PROBLEM TO SOLVE = Every line of the records below should be restated exactly.

Stored data entries =
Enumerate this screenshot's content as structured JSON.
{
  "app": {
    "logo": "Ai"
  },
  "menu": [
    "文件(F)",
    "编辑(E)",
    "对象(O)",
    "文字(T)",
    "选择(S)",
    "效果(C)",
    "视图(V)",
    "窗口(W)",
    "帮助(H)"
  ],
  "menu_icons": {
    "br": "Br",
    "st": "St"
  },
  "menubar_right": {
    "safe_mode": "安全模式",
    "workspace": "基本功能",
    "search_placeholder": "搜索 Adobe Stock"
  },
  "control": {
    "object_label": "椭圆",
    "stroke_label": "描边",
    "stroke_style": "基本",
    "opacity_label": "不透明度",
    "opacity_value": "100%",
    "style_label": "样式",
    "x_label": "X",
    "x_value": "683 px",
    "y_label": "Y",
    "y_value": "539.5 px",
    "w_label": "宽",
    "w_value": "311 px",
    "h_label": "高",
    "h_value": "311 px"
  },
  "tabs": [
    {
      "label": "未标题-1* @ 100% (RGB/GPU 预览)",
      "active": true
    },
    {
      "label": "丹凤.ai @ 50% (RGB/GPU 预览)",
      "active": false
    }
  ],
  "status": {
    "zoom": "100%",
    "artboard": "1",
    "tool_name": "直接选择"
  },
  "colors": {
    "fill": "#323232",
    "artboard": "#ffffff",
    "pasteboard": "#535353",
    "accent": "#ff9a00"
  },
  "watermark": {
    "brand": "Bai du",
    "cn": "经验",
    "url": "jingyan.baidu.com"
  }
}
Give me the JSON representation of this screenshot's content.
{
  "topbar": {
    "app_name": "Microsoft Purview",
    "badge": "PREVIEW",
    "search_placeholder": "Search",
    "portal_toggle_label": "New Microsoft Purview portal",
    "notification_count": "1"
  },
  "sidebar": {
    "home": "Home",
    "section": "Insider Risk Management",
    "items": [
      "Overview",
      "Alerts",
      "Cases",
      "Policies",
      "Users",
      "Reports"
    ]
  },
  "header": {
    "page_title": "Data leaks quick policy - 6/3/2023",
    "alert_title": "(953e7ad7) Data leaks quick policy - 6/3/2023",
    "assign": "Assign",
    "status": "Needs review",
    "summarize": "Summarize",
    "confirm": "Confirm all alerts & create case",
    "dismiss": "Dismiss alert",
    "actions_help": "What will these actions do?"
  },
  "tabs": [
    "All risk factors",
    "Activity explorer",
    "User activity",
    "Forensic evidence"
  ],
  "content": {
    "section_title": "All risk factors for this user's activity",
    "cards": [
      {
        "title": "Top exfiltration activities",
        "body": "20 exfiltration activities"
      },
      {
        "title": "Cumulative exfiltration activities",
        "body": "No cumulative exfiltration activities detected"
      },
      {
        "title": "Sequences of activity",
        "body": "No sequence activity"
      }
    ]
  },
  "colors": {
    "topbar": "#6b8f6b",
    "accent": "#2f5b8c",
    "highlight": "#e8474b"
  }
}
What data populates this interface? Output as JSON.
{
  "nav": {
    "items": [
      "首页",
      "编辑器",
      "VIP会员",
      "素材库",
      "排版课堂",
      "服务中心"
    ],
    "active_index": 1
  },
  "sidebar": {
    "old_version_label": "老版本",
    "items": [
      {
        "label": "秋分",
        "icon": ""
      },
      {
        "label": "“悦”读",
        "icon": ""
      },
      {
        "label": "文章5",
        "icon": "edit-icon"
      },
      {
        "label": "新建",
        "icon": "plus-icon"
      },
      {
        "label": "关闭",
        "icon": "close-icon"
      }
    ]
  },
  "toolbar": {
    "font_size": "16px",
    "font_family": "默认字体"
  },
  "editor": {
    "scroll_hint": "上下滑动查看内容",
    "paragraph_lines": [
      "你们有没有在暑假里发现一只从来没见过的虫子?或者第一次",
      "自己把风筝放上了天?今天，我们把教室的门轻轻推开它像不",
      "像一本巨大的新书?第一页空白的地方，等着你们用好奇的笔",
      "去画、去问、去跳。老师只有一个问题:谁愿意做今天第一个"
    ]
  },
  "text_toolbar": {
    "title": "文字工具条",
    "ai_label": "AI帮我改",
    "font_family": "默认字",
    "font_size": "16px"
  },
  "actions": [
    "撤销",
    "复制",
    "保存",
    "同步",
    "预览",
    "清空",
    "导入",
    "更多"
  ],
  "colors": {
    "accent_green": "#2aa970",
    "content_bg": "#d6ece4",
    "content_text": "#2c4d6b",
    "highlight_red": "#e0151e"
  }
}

EXERCISE SOLUTION =
Enumerate this screenshot's content as structured JSON.
{
  "app": {
    "logo": "Ai"
  },
  "menu": [
    "文件(F)",
    "编辑(E)",
    "对象(O)",
    "文字(T)",
    "选择(S)",
    "效果(C)",
    "视图(V)",
    "窗口(W)",
    "帮助(H)"
  ],
  "menu_icons": {
    "br": "Br",
    "st": "St"
  },
  "menubar_right": {
    "safe_mode": "安全模式",
    "workspace": "基本功能",
    "search_placeholder": "搜索 Adobe Stock"
  },
  "control": {
    "object_label": "椭圆",
    "stroke_label": "描边",
    "stroke_style": "基本",
    "opacity_label": "不透明度",
    "opacity_value": "100%",
    "style_label": "样式",
    "x_label": "X",
    "x_value": "683 px",
    "y_label": "Y",
    "y_value": "539.5 px",
    "w_label": "宽",
    "w_value": "311 px",
    "h_label": "高",
    "h_value": "311 px"
  },
  "tabs": [
    {
      "label": "未标题-1* @ 100% (RGB/GPU 预览)",
      "active": true
    },
    {
      "label": "丹凤.ai @ 50% (RGB/GPU 预览)",
      "active": false
    }
  ],
  "status": {
    "zoom": "100%",
    "artboard": "1",
    "tool_name": "直接选择"
  },
  "colors": {
    "fill": "#323232",
    "artboard": "#ffffff",
    "pasteboard": "#535353",
    "accent": "#ff9a00"
  },
  "watermark": {
    "brand": "Bai du",
    "cn": "经验",
    "url": "jingyan.baidu.com"
  }
}
Give me the JSON representation of this screenshot's content.
{
  "topbar": {
    "app_name": "Microsoft Purview",
    "badge": "PREVIEW",
    "search_placeholder": "Search",
    "portal_toggle_label": "New Microsoft Purview portal",
    "notification_count": "1"
  },
  "sidebar": {
    "home": "Home",
    "section": "Insider Risk Management",
    "items": [
      "Overview",
      "Alerts",
      "Cases",
      "Policies",
      "Users",
      "Reports"
    ]
  },
  "header": {
    "page_title": "Data leaks quick policy - 6/3/2023",
    "alert_title": "(953e7ad7) Data leaks quick policy - 6/3/2023",
    "assign": "Assign",
    "status": "Needs review",
    "summarize": "Summarize",
    "confirm": "Confirm all alerts & create case",
    "dismiss": "Dismiss alert",
    "actions_help": "What will these actions do?"
  },
  "tabs": [
    "All risk factors",
    "Activity explorer",
    "User activity",
    "Forensic evidence"
  ],
  "content": {
    "section_title": "All risk factors for this user's activity",
    "cards": [
      {
        "title": "Top exfiltration activities",
        "body": "20 exfiltration activities"
      },
      {
        "title": "Cumulative exfiltration activities",
        "body": "No cumulative exfiltration activities detected"
      },
      {
        "title": "Sequences of activity",
        "body": "No sequence activity"
      }
    ]
  },
  "colors": {
    "topbar": "#6b8f6b",
    "accent": "#2f5b8c",
    "highlight": "#e8474b"
  }
}
What data populates this interface? Output as JSON.
{
  "nav": {
    "items": [
      "首页",
      "编辑器",
      "VIP会员",
      "素材库",
      "排版课堂",
      "服务中心"
    ],
    "active_index": 1
  },
  "sidebar": {
    "old_version_label": "老版本",
    "items": [
      {
        "label": "秋分",
        "icon": ""
      },
      {
        "label": "“悦”读",
        "icon": ""
      },
      {
        "label": "文章5",
        "icon": "edit-icon"
      },
      {
        "label": "新建",
        "icon": "plus-icon"
      },
      {
        "label": "关闭",
        "icon": "close-icon"
      }
    ]
  },
  "toolbar": {
    "font_size": "16px",
    "font_family": "默认字体"
  },
  "editor": {
    "scroll_hint": "上下滑动查看内容",
    "paragraph_lines": [
      "你们有没有在暑假里发现一只从来没见过的虫子?或者第一次",
      "自己把风筝放上了天?今天，我们把教室的门轻轻推开它像不",
      "像一本巨大的新书?第一页空白的地方，等着你们用好奇的笔",
      "去画、去问、去跳。老师只有一个问题:谁愿意做今天第一个"
    ]
  },
  "text_toolbar": {
    "title": "文字工具条",
    "ai_label": "AI帮我改",
    "font_family": "默认字",
    "font_size": "16px"
  },
  "actions": [
    "撤销",
    "复制",
    "保存",
    "同步",
    "预览",
    "清空",
    "导入",
    "更多"
  ],
  "colors": {
    "accent_green": "#2aa970",
    "content_bg": "#d6ece4",
    "content_text": "#2c4d6b",
    "highlight_red": "#e0151e"
  }
}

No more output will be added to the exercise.